> Goal:
Word for word, transcribe the lines below and drop the pictures.

> Data records:
-=-=-

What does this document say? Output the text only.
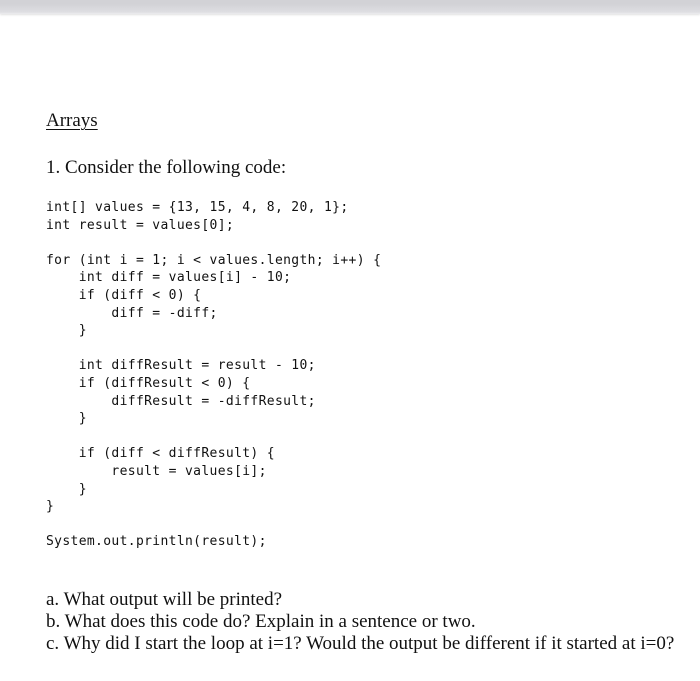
Arrays

1. Consider the following code:

int[] values = {13, 15, 4, 8, 20, 1};
int result = values[0];
for (int i = 1; i < values.length; i++) {
int diff = values[i] - 10;
if (diff < 0) {
diff = -diff;
}
int diffResult = result - 10;
if (diffResult < 0) {
diffResult = -diffResult;
}
if (diff < diffResult) {
result = values[i];
}
}
System.out.println(result);
a. What output will be printed?
b. What does this code do? Explain in a sentence or two.
c. Why did I start the loop at i=1? Would the output be different if it started at i=0?
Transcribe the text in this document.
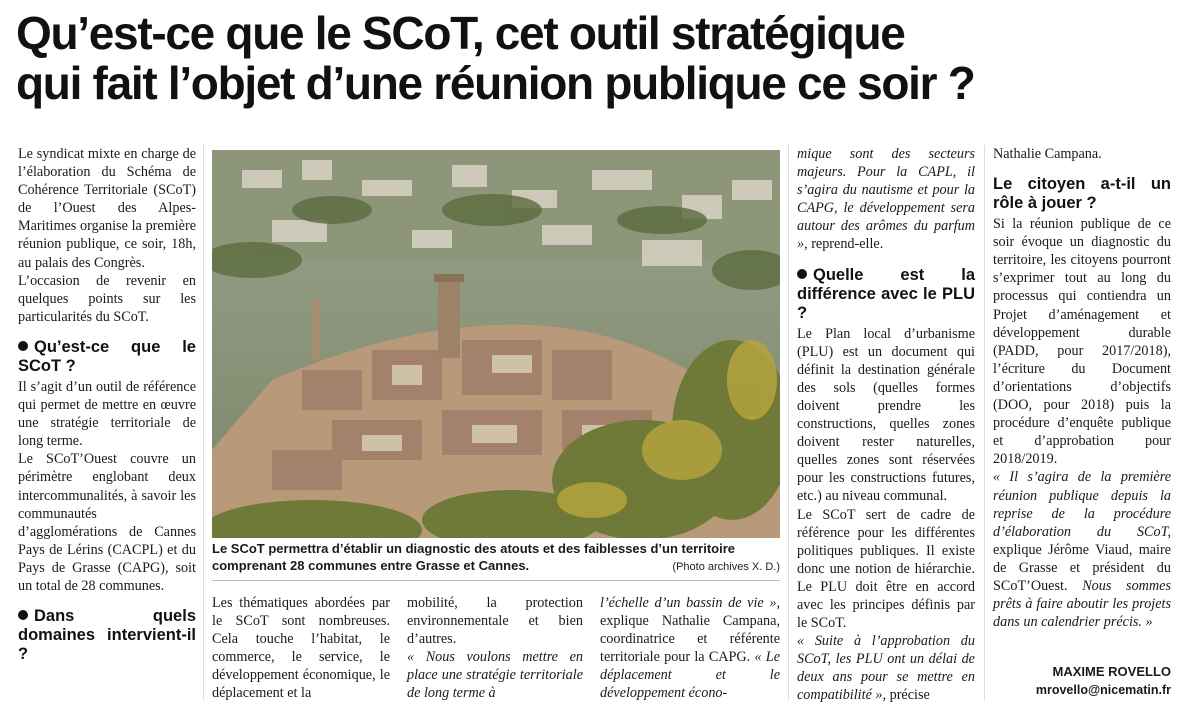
Qu’est-ce que le SCoT, cet outil stratégique
qui fait l’objet d’une réunion publique ce soir ?

Le syndicat mixte en charge de l’élaboration du Schéma de Cohérence Territoriale (SCoT) de l’Ouest des Alpes-Maritimes organise la première réunion publique, ce soir, 18h, au palais des Congrès.

L’occasion de revenir en quelques points sur les particularités du SCoT.

Qu’est-ce que le SCoT ?

Il s’agit d’un outil de référence qui permet de mettre en œuvre une stratégie territoriale de long terme.

Le SCoT’Ouest couvre un périmètre englobant deux intercommunalités, à savoir les communautés d’agglomérations de Cannes Pays de Lérins (CACPL) et du Pays de Grasse (CAPG), soit un total de 28 communes.

Dans quels domaines intervient-il ?
Le SCoT permettra d’établir un diagnostic des atouts et des faiblesses d’un territoire comprenant 28 communes entre Grasse et Cannes.	(Photo archives X. D.)

Les thématiques abordées par le SCoT sont nombreuses. Cela touche l’habitat, le commerce, le service, le développement économique, le déplacement et la

mobilité, la protection environnementale et bien d’autres.

« Nous voulons mettre en place une stratégie territoriale de long terme à

l’échelle d’un bassin de vie », explique Nathalie Campana, coordinatrice et référente territoriale pour la CAPG. « Le déplacement et le développement écono-

mique sont des secteurs majeurs. Pour la CAPL, il s’agira du nautisme et pour la CAPG, le développement sera autour des arômes du parfum », reprend-elle.

Quelle est la différence avec le PLU ?

Le Plan local d’urbanisme (PLU) est un document qui définit la destination générale des sols (quelles formes doivent prendre les constructions, quelles zones doivent rester naturelles, quelles zones sont réservées pour les constructions futures, etc.) au niveau communal.

Le SCoT sert de cadre de référence pour les différentes politiques publiques. Il existe donc une notion de hiérarchie. Le PLU doit être en accord avec les principes définis par le SCoT.

« Suite à l’approbation du SCoT, les PLU ont un délai de deux ans pour se mettre en compatibilité », précise

Nathalie Campana.

Le citoyen a-t-il un rôle à jouer ?

Si la réunion publique de ce soir évoque un diagnostic du territoire, les citoyens pourront s’exprimer tout au long du processus qui contiendra un Projet d’aménagement et développement durable (PADD, pour 2017/2018), l’écriture du Document d’orientations d’objectifs (DOO, pour 2018) puis la procédure d’enquête publique et d’approbation pour 2018/2019.

« Il s’agira de la première réunion publique depuis la reprise de la procédure d’élaboration du SCoT, explique Jérôme Viaud, maire de Grasse et président du SCoT’Ouest. Nous sommes prêts à faire aboutir les projets dans un calendrier précis. »

MAXIME ROVELLO
mrovello@nicematin.fr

-=-=-

> Response below:
What does this document say? Output the text only.
Arrays

1. Consider the following code:

int[] values = {13, 15, 4, 8, 20, 1};
int result = values[0];
for (int i = 1; i < values.length; i++) {
int diff = values[i] - 10;
if (diff < 0) {
diff = -diff;
}
int diffResult = result - 10;
if (diffResult < 0) {
diffResult = -diffResult;
}
if (diff < diffResult) {
result = values[i];
}
}
System.out.println(result);
a. What output will be printed?
b. What does this code do? Explain in a sentence or two.
c. Why did I start the loop at i=1? Would the output be different if it started at i=0?
Transcribe the text in this document.
Qu’est-ce que le SCoT, cet outil stratégique
qui fait l’objet d’une réunion publique ce soir ?

Le syndicat mixte en charge de l’élaboration du Schéma de Cohérence Territoriale (SCoT) de l’Ouest des Alpes-Maritimes organise la première réunion publique, ce soir, 18h, au palais des Congrès.

L’occasion de revenir en quelques points sur les particularités du SCoT.

Qu’est-ce que le SCoT ?

Il s’agit d’un outil de référence qui permet de mettre en œuvre une stratégie territoriale de long terme.

Le SCoT’Ouest couvre un périmètre englobant deux intercommunalités, à savoir les communautés d’agglomérations de Cannes Pays de Lérins (CACPL) et du Pays de Grasse (CAPG), soit un total de 28 communes.

Dans quels domaines intervient-il ?
Le SCoT permettra d’établir un diagnostic des atouts et des faiblesses d’un territoire comprenant 28 communes entre Grasse et Cannes.	(Photo archives X. D.)

Les thématiques abordées par le SCoT sont nombreuses. Cela touche l’habitat, le commerce, le service, le développement économique, le déplacement et la

mobilité, la protection environnementale et bien d’autres.

« Nous voulons mettre en place une stratégie territoriale de long terme à

l’échelle d’un bassin de vie », explique Nathalie Campana, coordinatrice et référente territoriale pour la CAPG. « Le déplacement et le développement écono-

mique sont des secteurs majeurs. Pour la CAPL, il s’agira du nautisme et pour la CAPG, le développement sera autour des arômes du parfum », reprend-elle.

Quelle est la différence avec le PLU ?

Le Plan local d’urbanisme (PLU) est un document qui définit la destination générale des sols (quelles formes doivent prendre les constructions, quelles zones doivent rester naturelles, quelles zones sont réservées pour les constructions futures, etc.) au niveau communal.

Le SCoT sert de cadre de référence pour les différentes politiques publiques. Il existe donc une notion de hiérarchie. Le PLU doit être en accord avec les principes définis par le SCoT.

« Suite à l’approbation du SCoT, les PLU ont un délai de deux ans pour se mettre en compatibilité », précise

Nathalie Campana.

Le citoyen a-t-il un rôle à jouer ?

Si la réunion publique de ce soir évoque un diagnostic du territoire, les citoyens pourront s’exprimer tout au long du processus qui contiendra un Projet d’aménagement et développement durable (PADD, pour 2017/2018), l’écriture du Document d’orientations d’objectifs (DOO, pour 2018) puis la procédure d’enquête publique et d’approbation pour 2018/2019.

« Il s’agira de la première réunion publique depuis la reprise de la procédure d’élaboration du SCoT, explique Jérôme Viaud, maire de Grasse et président du SCoT’Ouest. Nous sommes prêts à faire aboutir les projets dans un calendrier précis. »

MAXIME ROVELLO
mrovello@nicematin.fr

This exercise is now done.